ABOUT THIS TASK: Please give the whole listing again word for word, and drop any pictures it holds.

Start of LISTED ENTRIES

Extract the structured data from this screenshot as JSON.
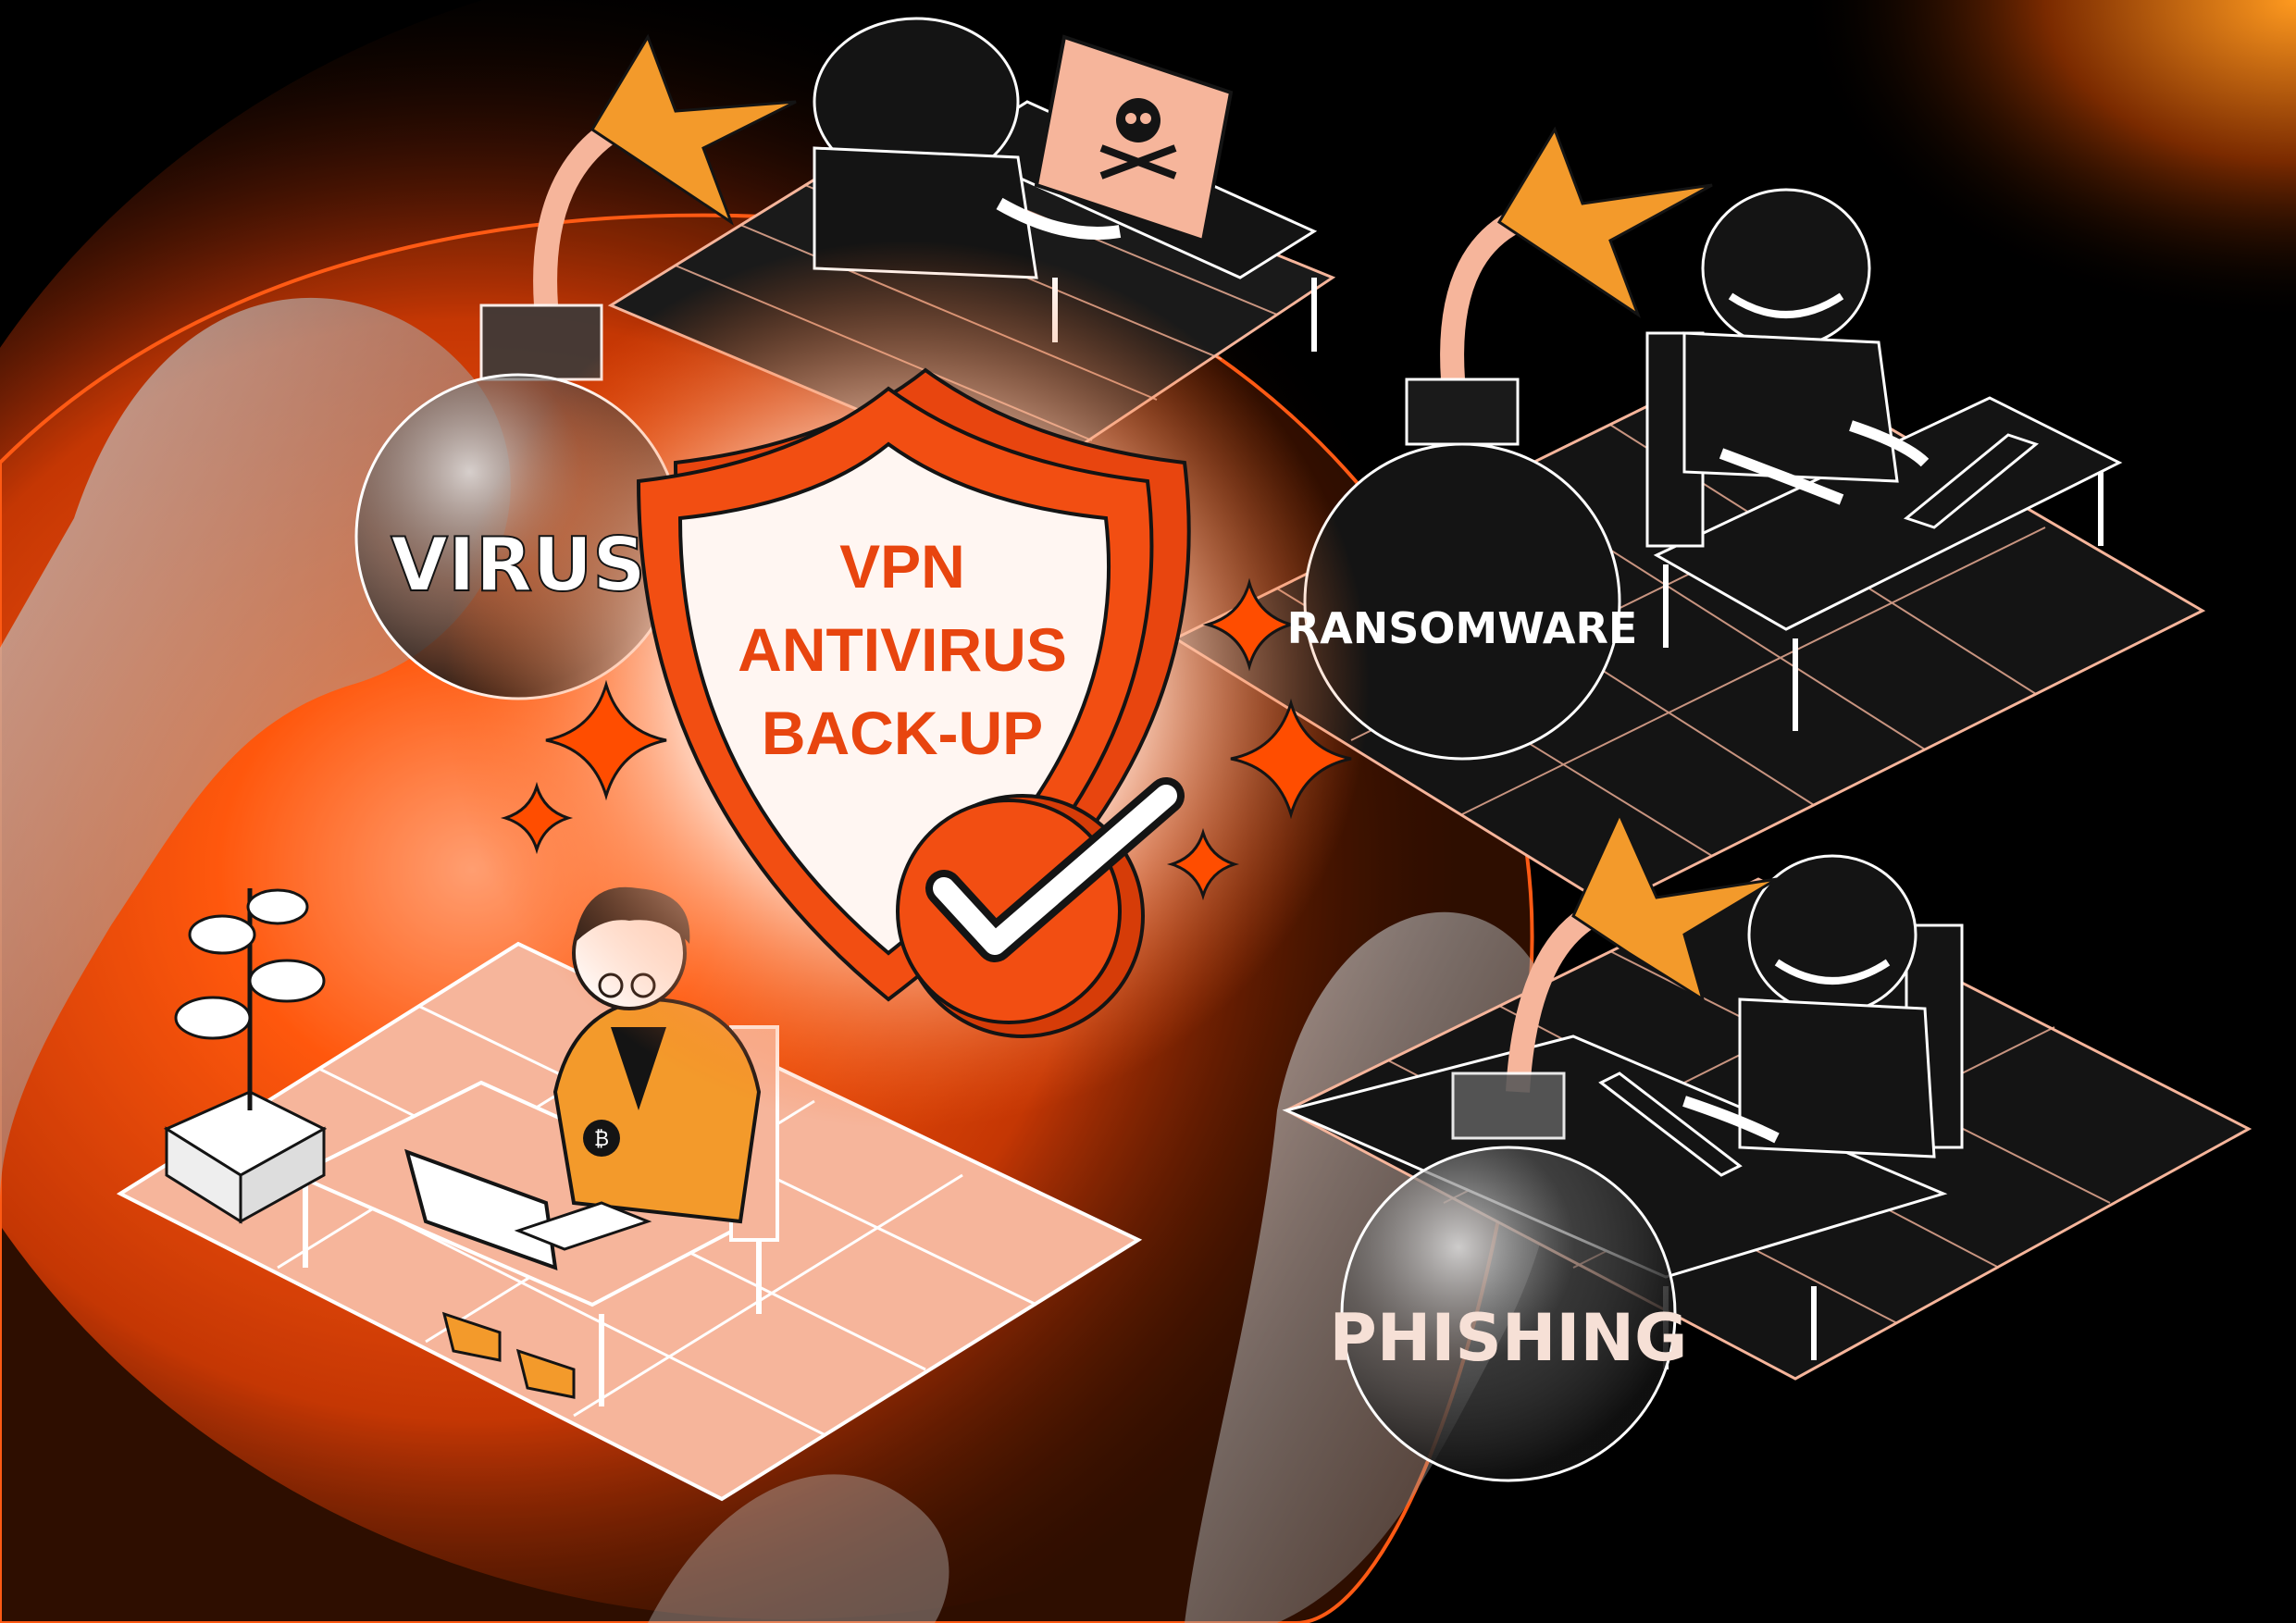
{
  "illustration": {
    "shield": {
      "lines": [
        "VPN",
        "ANTIVIRUS",
        "BACK-UP"
      ],
      "text_color": "#e8450f"
    },
    "threats": {
      "virus": "VIRUS",
      "ransomware": "RANSOMWARE",
      "phishing": "PHISHING"
    },
    "colors": {
      "accent": "#ff4d00",
      "dark": "#141414",
      "peach": "#f6b59b",
      "jacket": "#f39a2b",
      "background": "#000000"
    },
    "icons": [
      "bomb-icon",
      "shield-icon",
      "checkmark-icon",
      "skull-icon",
      "sparkle-icon",
      "plant-icon",
      "laptop-icon",
      "bitcoin-icon"
    ]
  }
}
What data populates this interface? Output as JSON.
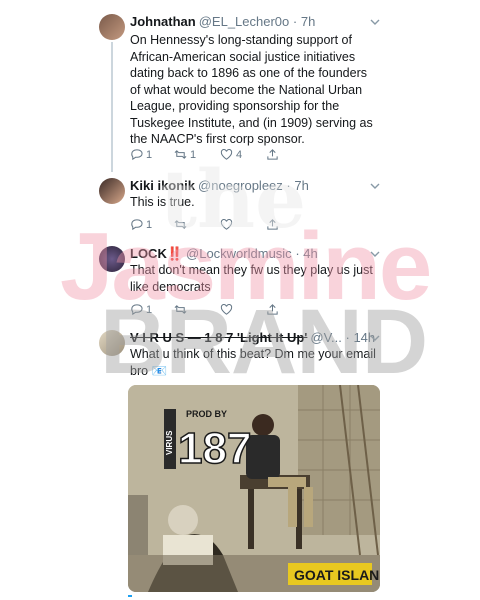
{
  "tweets": [
    {
      "name": "Johnathan",
      "handle": "@EL_Lecher0o",
      "time": "· 7h",
      "text": "On Hennessy's long-standing support of African-American social justice initiatives dating back to 1896 as one of the founders of what would become the National Urban League, providing sponsorship for the Tuskegee Institute, and (in 1909) serving as the NAACP's first corp sponsor.",
      "replies": "1",
      "retweets": "1",
      "likes": "4"
    },
    {
      "name": "Kiki ikonik",
      "handle": "@noegroplеez",
      "time": "· 7h",
      "text": "This is true.",
      "replies": "1",
      "retweets": "",
      "likes": ""
    },
    {
      "name": "LOCK‼️",
      "handle": "@Lockworldmusic",
      "time": "· 4h",
      "text": "That don't mean they fw us they play us just like democrats",
      "replies": "1",
      "retweets": "",
      "likes": ""
    },
    {
      "name": "V I R U S — 1 8 7 'Light It Up'",
      "handle": "@V...",
      "time": "· 14h",
      "text": "What u think of this beat? Dm me your email bro 📧",
      "replies": "",
      "retweets": "",
      "likes": ""
    }
  ],
  "watermark": {
    "line1": "the",
    "line2": "Jasmine",
    "line3": "BRAND"
  },
  "media": {
    "prod_by": "PROD BY",
    "number": "187",
    "side_text": "VIRUS",
    "title": "GOAT ISLAND"
  },
  "icons": [
    "reply-icon",
    "retweet-icon",
    "like-icon",
    "share-icon",
    "chevron-down-icon"
  ]
}
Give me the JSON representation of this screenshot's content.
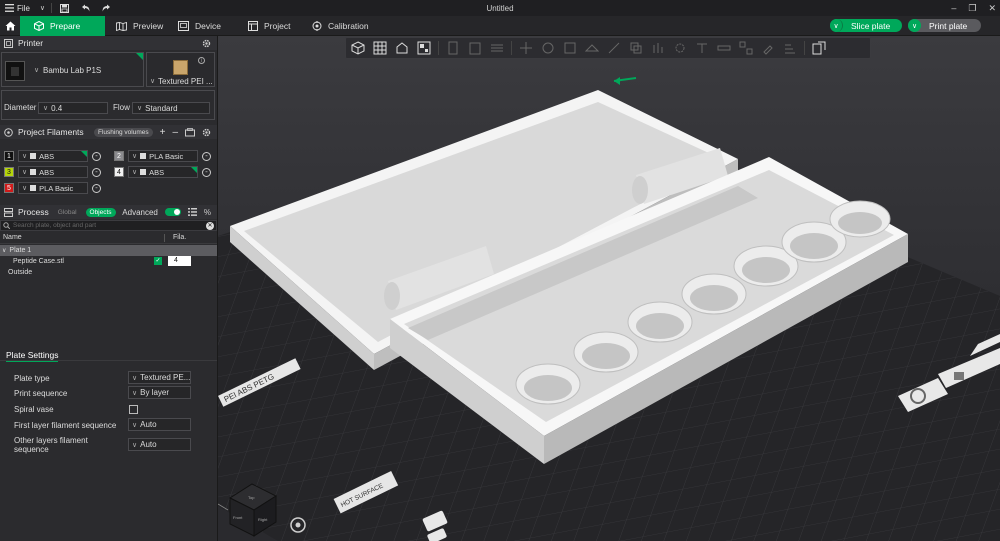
{
  "app": {
    "title": "Untitled",
    "file_menu": "File",
    "accent": "#00a85a"
  },
  "nav": {
    "tabs": [
      {
        "label": "Prepare",
        "icon": "cube-icon",
        "active": true
      },
      {
        "label": "Preview",
        "icon": "preview-icon",
        "active": false
      },
      {
        "label": "Device",
        "icon": "device-icon",
        "active": false
      },
      {
        "label": "Project",
        "icon": "project-icon",
        "active": false
      },
      {
        "label": "Calibration",
        "icon": "calibration-icon",
        "active": false
      }
    ],
    "slice_label": "Slice plate",
    "print_label": "Print plate"
  },
  "printer": {
    "header": "Printer",
    "name": "Bambu Lab P1S",
    "plate": "Textured PEI ...",
    "diameter_label": "Diameter",
    "diameter_value": "0.4",
    "flow_label": "Flow",
    "flow_value": "Standard"
  },
  "filaments": {
    "header": "Project Filaments",
    "flushing_label": "Flushing volumes",
    "items": [
      {
        "num": "1",
        "name": "ABS",
        "color": "#111111",
        "numcolor": "#ffffff"
      },
      {
        "num": "2",
        "name": "PLA Basic",
        "color": "#8a8a8e",
        "numcolor": "#ffffff"
      },
      {
        "num": "3",
        "name": "ABS",
        "color": "#b5d50a",
        "numcolor": "#111111"
      },
      {
        "num": "4",
        "name": "ABS",
        "color": "#f2f2f2",
        "numcolor": "#111111"
      },
      {
        "num": "5",
        "name": "PLA Basic",
        "color": "#d11a1a",
        "numcolor": "#ffffff"
      }
    ]
  },
  "process": {
    "header": "Process",
    "global_label": "Global",
    "objects_label": "Objects",
    "advanced_label": "Advanced",
    "search_placeholder": "Search plate, object and part",
    "col_name": "Name",
    "col_fila": "Fila.",
    "rows": {
      "plate": "Plate 1",
      "object": "Peptide Case.stl",
      "object_fila": "4",
      "outside": "Outside"
    }
  },
  "plate_settings": {
    "header": "Plate Settings",
    "plate_type_label": "Plate type",
    "plate_type_value": "Textured PE...",
    "print_seq_label": "Print sequence",
    "print_seq_value": "By layer",
    "spiral_label": "Spiral vase",
    "first_layer_label": "First layer filament sequence",
    "first_layer_value": "Auto",
    "other_layers_label": "Other layers filament sequence",
    "other_layers_value": "Auto"
  },
  "bed": {
    "marking1": "PEI ABS PETG",
    "marking2": "HOT SURFACE"
  },
  "view_cube": {
    "top": "Top",
    "front": "Front",
    "right": "Right"
  }
}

End of LISTED ENTRIES

RESPONSE TO THE TASK:
Extract the structured data from this screenshot as JSON.
{
  "illustration": {
    "shield": {
      "lines": [
        "VPN",
        "ANTIVIRUS",
        "BACK-UP"
      ],
      "text_color": "#e8450f"
    },
    "threats": {
      "virus": "VIRUS",
      "ransomware": "RANSOMWARE",
      "phishing": "PHISHING"
    },
    "colors": {
      "accent": "#ff4d00",
      "dark": "#141414",
      "peach": "#f6b59b",
      "jacket": "#f39a2b",
      "background": "#000000"
    },
    "icons": [
      "bomb-icon",
      "shield-icon",
      "checkmark-icon",
      "skull-icon",
      "sparkle-icon",
      "plant-icon",
      "laptop-icon",
      "bitcoin-icon"
    ]
  }
}
What data populates this interface? Output as JSON.
{
  "tweets": [
    {
      "name": "Johnathan",
      "handle": "@EL_Lecher0o",
      "time": "· 7h",
      "text": "On Hennessy's long-standing support of African-American social justice initiatives dating back to 1896 as one of the founders of what would become the National Urban League, providing sponsorship for the Tuskegee Institute, and (in 1909) serving as the NAACP's first corp sponsor.",
      "replies": "1",
      "retweets": "1",
      "likes": "4"
    },
    {
      "name": "Kiki ikonik",
      "handle": "@noegroplеez",
      "time": "· 7h",
      "text": "This is true.",
      "replies": "1",
      "retweets": "",
      "likes": ""
    },
    {
      "name": "LOCK‼️",
      "handle": "@Lockworldmusic",
      "time": "· 4h",
      "text": "That don't mean they fw us they play us just like democrats",
      "replies": "1",
      "retweets": "",
      "likes": ""
    },
    {
      "name": "V I R U S — 1 8 7 'Light It Up'",
      "handle": "@V...",
      "time": "· 14h",
      "text": "What u think of this beat? Dm me your email bro 📧",
      "replies": "",
      "retweets": "",
      "likes": ""
    }
  ],
  "watermark": {
    "line1": "the",
    "line2": "Jasmine",
    "line3": "BRAND"
  },
  "media": {
    "prod_by": "PROD BY",
    "number": "187",
    "side_text": "VIRUS",
    "title": "GOAT ISLAND"
  },
  "icons": [
    "reply-icon",
    "retweet-icon",
    "like-icon",
    "share-icon",
    "chevron-down-icon"
  ]
}
Give me the JSON representation of this screenshot's content.
{
  "app": {
    "title": "Untitled",
    "file_menu": "File",
    "accent": "#00a85a"
  },
  "nav": {
    "tabs": [
      {
        "label": "Prepare",
        "icon": "cube-icon",
        "active": true
      },
      {
        "label": "Preview",
        "icon": "preview-icon",
        "active": false
      },
      {
        "label": "Device",
        "icon": "device-icon",
        "active": false
      },
      {
        "label": "Project",
        "icon": "project-icon",
        "active": false
      },
      {
        "label": "Calibration",
        "icon": "calibration-icon",
        "active": false
      }
    ],
    "slice_label": "Slice plate",
    "print_label": "Print plate"
  },
  "printer": {
    "header": "Printer",
    "name": "Bambu Lab P1S",
    "plate": "Textured PEI ...",
    "diameter_label": "Diameter",
    "diameter_value": "0.4",
    "flow_label": "Flow",
    "flow_value": "Standard"
  },
  "filaments": {
    "header": "Project Filaments",
    "flushing_label": "Flushing volumes",
    "items": [
      {
        "num": "1",
        "name": "ABS",
        "color": "#111111",
        "numcolor": "#ffffff"
      },
      {
        "num": "2",
        "name": "PLA Basic",
        "color": "#8a8a8e",
        "numcolor": "#ffffff"
      },
      {
        "num": "3",
        "name": "ABS",
        "color": "#b5d50a",
        "numcolor": "#111111"
      },
      {
        "num": "4",
        "name": "ABS",
        "color": "#f2f2f2",
        "numcolor": "#111111"
      },
      {
        "num": "5",
        "name": "PLA Basic",
        "color": "#d11a1a",
        "numcolor": "#ffffff"
      }
    ]
  },
  "process": {
    "header": "Process",
    "global_label": "Global",
    "objects_label": "Objects",
    "advanced_label": "Advanced",
    "search_placeholder": "Search plate, object and part",
    "col_name": "Name",
    "col_fila": "Fila.",
    "rows": {
      "plate": "Plate 1",
      "object": "Peptide Case.stl",
      "object_fila": "4",
      "outside": "Outside"
    }
  },
  "plate_settings": {
    "header": "Plate Settings",
    "plate_type_label": "Plate type",
    "plate_type_value": "Textured PE...",
    "print_seq_label": "Print sequence",
    "print_seq_value": "By layer",
    "spiral_label": "Spiral vase",
    "first_layer_label": "First layer filament sequence",
    "first_layer_value": "Auto",
    "other_layers_label": "Other layers filament sequence",
    "other_layers_value": "Auto"
  },
  "bed": {
    "marking1": "PEI ABS PETG",
    "marking2": "HOT SURFACE"
  },
  "view_cube": {
    "top": "Top",
    "front": "Front",
    "right": "Right"
  }
}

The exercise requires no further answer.